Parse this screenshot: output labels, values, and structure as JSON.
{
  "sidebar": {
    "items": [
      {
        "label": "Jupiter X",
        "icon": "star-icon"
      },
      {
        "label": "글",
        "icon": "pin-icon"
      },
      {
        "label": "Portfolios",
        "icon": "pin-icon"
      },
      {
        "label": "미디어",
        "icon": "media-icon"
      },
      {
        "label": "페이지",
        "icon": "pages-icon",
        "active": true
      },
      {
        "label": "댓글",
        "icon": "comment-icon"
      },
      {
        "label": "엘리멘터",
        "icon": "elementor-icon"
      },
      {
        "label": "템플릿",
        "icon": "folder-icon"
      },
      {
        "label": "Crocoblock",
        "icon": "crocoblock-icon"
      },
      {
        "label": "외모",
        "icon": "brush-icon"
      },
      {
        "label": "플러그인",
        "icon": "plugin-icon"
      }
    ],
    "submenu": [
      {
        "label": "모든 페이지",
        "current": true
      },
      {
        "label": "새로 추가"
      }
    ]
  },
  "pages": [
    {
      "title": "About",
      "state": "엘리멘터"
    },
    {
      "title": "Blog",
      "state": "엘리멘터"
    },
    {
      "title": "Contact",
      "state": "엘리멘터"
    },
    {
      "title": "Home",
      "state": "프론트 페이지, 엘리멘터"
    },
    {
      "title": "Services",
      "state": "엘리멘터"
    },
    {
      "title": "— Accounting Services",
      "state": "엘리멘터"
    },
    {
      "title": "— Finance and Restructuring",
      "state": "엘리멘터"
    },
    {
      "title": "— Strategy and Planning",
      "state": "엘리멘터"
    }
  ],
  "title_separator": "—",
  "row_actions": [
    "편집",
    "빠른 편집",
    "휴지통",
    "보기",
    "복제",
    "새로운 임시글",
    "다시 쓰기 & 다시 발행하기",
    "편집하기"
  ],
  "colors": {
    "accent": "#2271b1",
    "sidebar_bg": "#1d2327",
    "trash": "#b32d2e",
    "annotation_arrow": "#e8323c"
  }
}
------
Exact copies of all the records are required.

- RESPONSE FOR THIS EXERCISE:
Parse this screenshot: output labels, values, and structure as JSON.
{
  "sidebar": {
    "items": [
      {
        "label": "Jupiter X",
        "icon": "star-icon"
      },
      {
        "label": "글",
        "icon": "pin-icon"
      },
      {
        "label": "Portfolios",
        "icon": "pin-icon"
      },
      {
        "label": "미디어",
        "icon": "media-icon"
      },
      {
        "label": "페이지",
        "icon": "pages-icon",
        "active": true
      },
      {
        "label": "댓글",
        "icon": "comment-icon"
      },
      {
        "label": "엘리멘터",
        "icon": "elementor-icon"
      },
      {
        "label": "템플릿",
        "icon": "folder-icon"
      },
      {
        "label": "Crocoblock",
        "icon": "crocoblock-icon"
      },
      {
        "label": "외모",
        "icon": "brush-icon"
      },
      {
        "label": "플러그인",
        "icon": "plugin-icon"
      }
    ],
    "submenu": [
      {
        "label": "모든 페이지",
        "current": true
      },
      {
        "label": "새로 추가"
      }
    ]
  },
  "pages": [
    {
      "title": "About",
      "state": "엘리멘터"
    },
    {
      "title": "Blog",
      "state": "엘리멘터"
    },
    {
      "title": "Contact",
      "state": "엘리멘터"
    },
    {
      "title": "Home",
      "state": "프론트 페이지, 엘리멘터"
    },
    {
      "title": "Services",
      "state": "엘리멘터"
    },
    {
      "title": "— Accounting Services",
      "state": "엘리멘터"
    },
    {
      "title": "— Finance and Restructuring",
      "state": "엘리멘터"
    },
    {
      "title": "— Strategy and Planning",
      "state": "엘리멘터"
    }
  ],
  "title_separator": "—",
  "row_actions": [
    "편집",
    "빠른 편집",
    "휴지통",
    "보기",
    "복제",
    "새로운 임시글",
    "다시 쓰기 & 다시 발행하기",
    "편집하기"
  ],
  "colors": {
    "accent": "#2271b1",
    "sidebar_bg": "#1d2327",
    "trash": "#b32d2e",
    "annotation_arrow": "#e8323c"
  }
}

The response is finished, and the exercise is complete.